---------- RECORD SET
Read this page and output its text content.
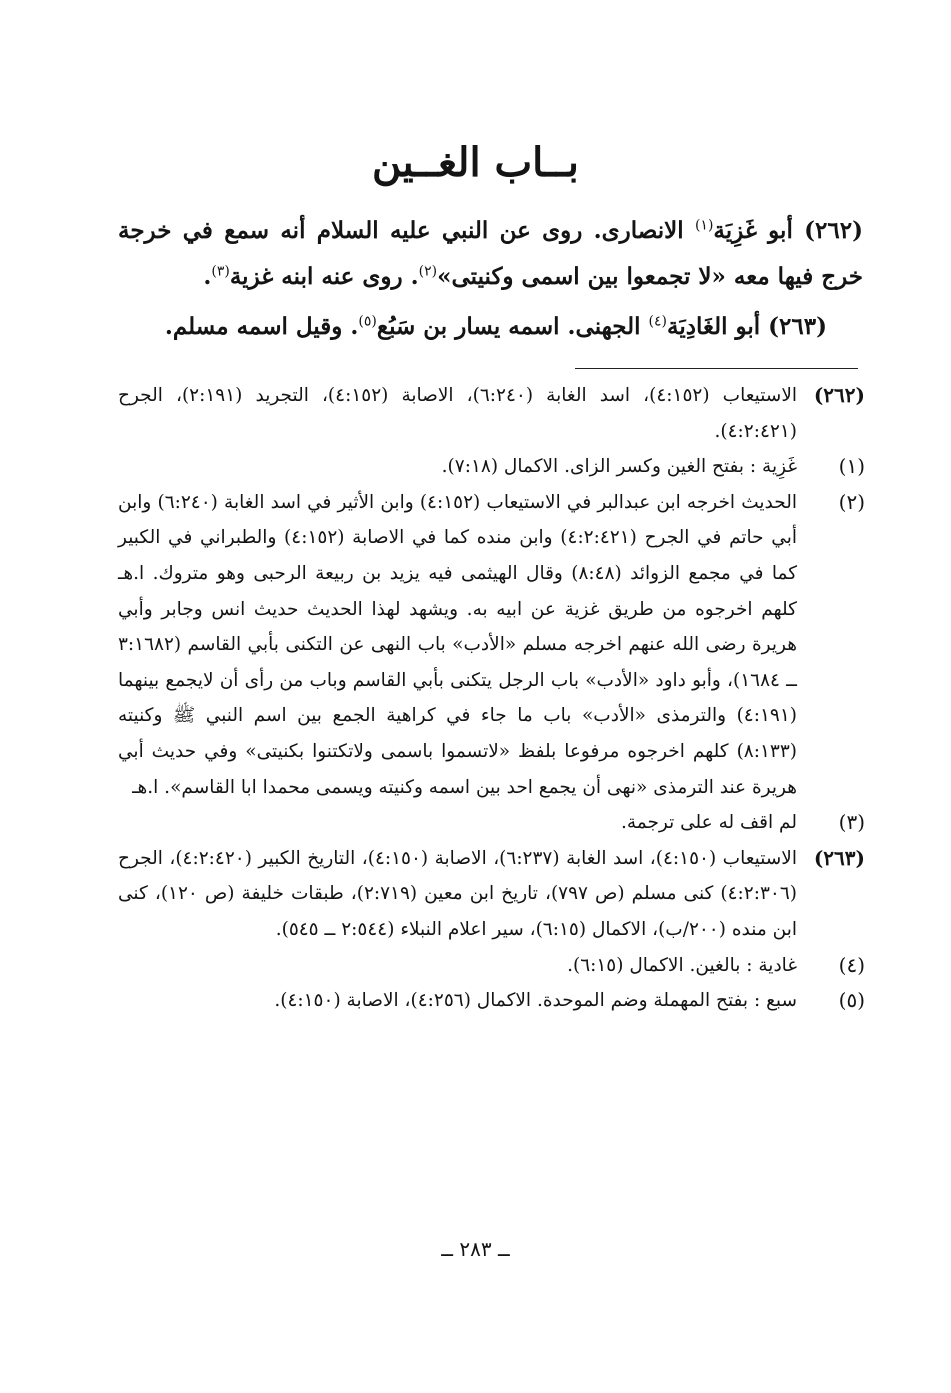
بــاب الغــين

(٢٦٢) أبو غَزِيَة$^{(١)}$ الانصارى. روى عن النبي عليه السلام أنه سمع في خرجة خرج فيها معه «لا تجمعوا بين اسمى وكنيتى»$^{(٢)}$. روى عنه ابنه غزية$^{(٣)}$.

(٢٦٣) أبو الغَادِيَة$^{(٤)}$ الجهنى. اسمه يسار بن سَبُع$^{(٥)}$. وقيل اسمه مسلم.

(٢٦٢)
الاستيعاب (٤:١٥٢)، اسد الغابة (٦:٢٤٠)، الاصابة (٤:١٥٢)، التجريد (٢:١٩١)، الجرح (٤:٢:٤٢١).
(١)
غَزِية : بفتح الغين وكسر الزاى. الاكمال (٧:١٨).
(٢)
الحديث اخرجه ابن عبدالبر في الاستيعاب (٤:١٥٢) وابن الأثير في اسد الغابة (٦:٢٤٠) وابن أبي حاتم في الجرح (٤:٢:٤٢١) وابن منده كما في الاصابة (٤:١٥٢) والطبراني في الكبير كما في مجمع الزوائد (٨:٤٨) وقال الهيثمى فيه يزيد بن ربيعة الرحبى وهو متروك. ا.هـ كلهم اخرجوه من طريق غزية عن ابيه به. ويشهد لهذا الحديث حديث انس وجابر وأبي هريرة رضى الله عنهم اخرجه مسلم «الأدب» باب النهى عن التكنى بأبي القاسم (٣:١٦٨٢ ــ ١٦٨٤)، وأبو داود «الأدب» باب الرجل يتكنى بأبي القاسم وباب من رأى أن لايجمع بينهما (٤:١٩١) والترمذى «الأدب» باب ما جاء في كراهية الجمع بين اسم النبي ﷺ وكنيته (٨:١٣٣) كلهم اخرجوه مرفوعا بلفظ «لاتسموا باسمى ولاتكتنوا بكنيتى» وفي حديث أبي هريرة عند الترمذى «نهى أن يجمع احد بين اسمه وكنيته ويسمى محمدا ابا القاسم». ا.هـ
(٣)
لم اقف له على ترجمة.
(٢٦٣)
الاستيعاب (٤:١٥٠)، اسد الغابة (٦:٢٣٧)، الاصابة (٤:١٥٠)، التاريخ الكبير (٤:٢:٤٢٠)، الجرح (٤:٢:٣٠٦) كنى مسلم (ص ٧٩٧)، تاريخ ابن معين (٢:٧١٩)، طبقات خليفة (ص ١٢٠)، كنى ابن منده (٢٠٠/ب)، الاكمال (٦:١٥)، سير اعلام النبلاء (٢:٥٤٤ ــ ٥٤٥).
(٤)
غادية : بالغين. الاكمال (٦:١٥).
(٥)
سبع : بفتح المهملة وضم الموحدة. الاكمال (٤:٢٥٦)، الاصابة (٤:١٥٠).
ــ ٢٨٣ ــ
--------------------
→ **EXERCISE**:
Scan the data above; copy every line where "الغابة" appears.

→ **OUTPUT FOR THIS EXERCISE**:
الاستيعاب (٤:١٥٢)، اسد الغابة (٦:٢٤٠)، الاصابة (٤:١٥٢)، التجريد (٢:١٩١)، الجرح (٤:٢:٤٢١).
الحديث اخرجه ابن عبدالبر في الاستيعاب (٤:١٥٢) وابن الأثير في اسد الغابة (٦:٢٤٠) وابن أبي حاتم في الجرح (٤:٢:٤٢١) وابن منده كما في الاصابة (٤:١٥٢) والطبراني في الكبير كما في مجمع الزوائد (٨:٤٨) وقال الهيثمى فيه يزيد بن ربيعة الرحبى وهو متروك. ا.هـ كلهم اخرجوه من طريق غزية عن ابيه به. ويشهد لهذا الحديث حديث انس وجابر وأبي هريرة رضى الله عنهم اخرجه مسلم «الأدب» باب النهى عن التكنى بأبي القاسم (٣:١٦٨٢ ــ ١٦٨٤)، وأبو داود «الأدب» باب الرجل يتكنى بأبي القاسم وباب من رأى أن لايجمع بينهما (٤:١٩١) والترمذى «الأدب» باب ما جاء في كراهية الجمع بين اسم النبي ﷺ وكنيته (٨:١٣٣) كلهم اخرجوه مرفوعا بلفظ «لاتسموا باسمى ولاتكتنوا بكنيتى» وفي حديث أبي هريرة عند الترمذى «نهى أن يجمع احد بين اسمه وكنيته ويسمى محمدا ابا القاسم». ا.هـ
الاستيعاب (٤:١٥٠)، اسد الغابة (٦:٢٣٧)، الاصابة (٤:١٥٠)، التاريخ الكبير (٤:٢:٤٢٠)، الجرح (٤:٢:٣٠٦) كنى مسلم (ص ٧٩٧)، تاريخ ابن معين (٢:٧١٩)، طبقات خليفة (ص ١٢٠)، كنى ابن منده (٢٠٠/ب)، الاكمال (٦:١٥)، سير اعلام النبلاء (٢:٥٤٤ ــ ٥٤٥).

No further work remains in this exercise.